**Job**
Omit the pictures, please, and give each record below again exactly.

**Dataset entries**
+++

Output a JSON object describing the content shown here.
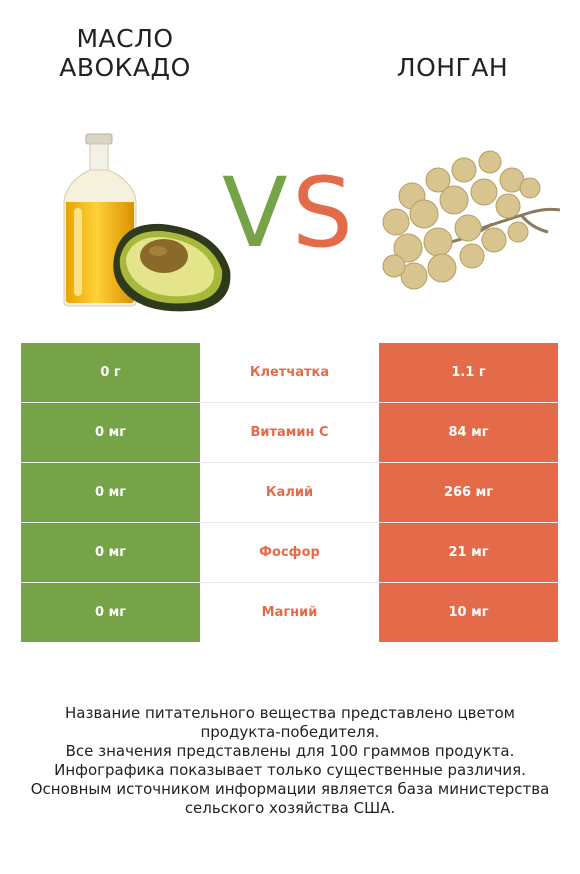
{
  "left_product": {
    "title_line1": "МАСЛО",
    "title_line2": "АВОКАДО"
  },
  "right_product": {
    "title": "ЛОНГАН"
  },
  "vs": {
    "v": "V",
    "s": "S"
  },
  "colors": {
    "left": "#77a348",
    "right": "#e46b4a",
    "nutrient_text": "#e46b4a"
  },
  "table": {
    "rows": [
      {
        "nutrient": "Клетчатка",
        "left": "0 г",
        "right": "1.1 г"
      },
      {
        "nutrient": "Витамин C",
        "left": "0 мг",
        "right": "84 мг"
      },
      {
        "nutrient": "Калий",
        "left": "0 мг",
        "right": "266 мг"
      },
      {
        "nutrient": "Фосфор",
        "left": "0 мг",
        "right": "21 мг"
      },
      {
        "nutrient": "Магний",
        "left": "0 мг",
        "right": "10 мг"
      }
    ]
  },
  "footer": {
    "line1": "Название питательного вещества представлено цветом",
    "line2": "продукта-победителя.",
    "line3": "Все значения представлены для 100 граммов продукта.",
    "line4": "Инфографика показывает только существенные различия.",
    "line5": "Основным источником информации является база министерства",
    "line6": "сельского хозяйства США."
  }
}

+++

**Final result**
Output a JSON object describing the content shown here.
{
  "left_product": {
    "title_line1": "МАСЛО",
    "title_line2": "АВОКАДО"
  },
  "right_product": {
    "title": "ЛОНГАН"
  },
  "vs": {
    "v": "V",
    "s": "S"
  },
  "colors": {
    "left": "#77a348",
    "right": "#e46b4a",
    "nutrient_text": "#e46b4a"
  },
  "table": {
    "rows": [
      {
        "nutrient": "Клетчатка",
        "left": "0 г",
        "right": "1.1 г"
      },
      {
        "nutrient": "Витамин C",
        "left": "0 мг",
        "right": "84 мг"
      },
      {
        "nutrient": "Калий",
        "left": "0 мг",
        "right": "266 мг"
      },
      {
        "nutrient": "Фосфор",
        "left": "0 мг",
        "right": "21 мг"
      },
      {
        "nutrient": "Магний",
        "left": "0 мг",
        "right": "10 мг"
      }
    ]
  },
  "footer": {
    "line1": "Название питательного вещества представлено цветом",
    "line2": "продукта-победителя.",
    "line3": "Все значения представлены для 100 граммов продукта.",
    "line4": "Инфографика показывает только существенные различия.",
    "line5": "Основным источником информации является база министерства",
    "line6": "сельского хозяйства США."
  }
}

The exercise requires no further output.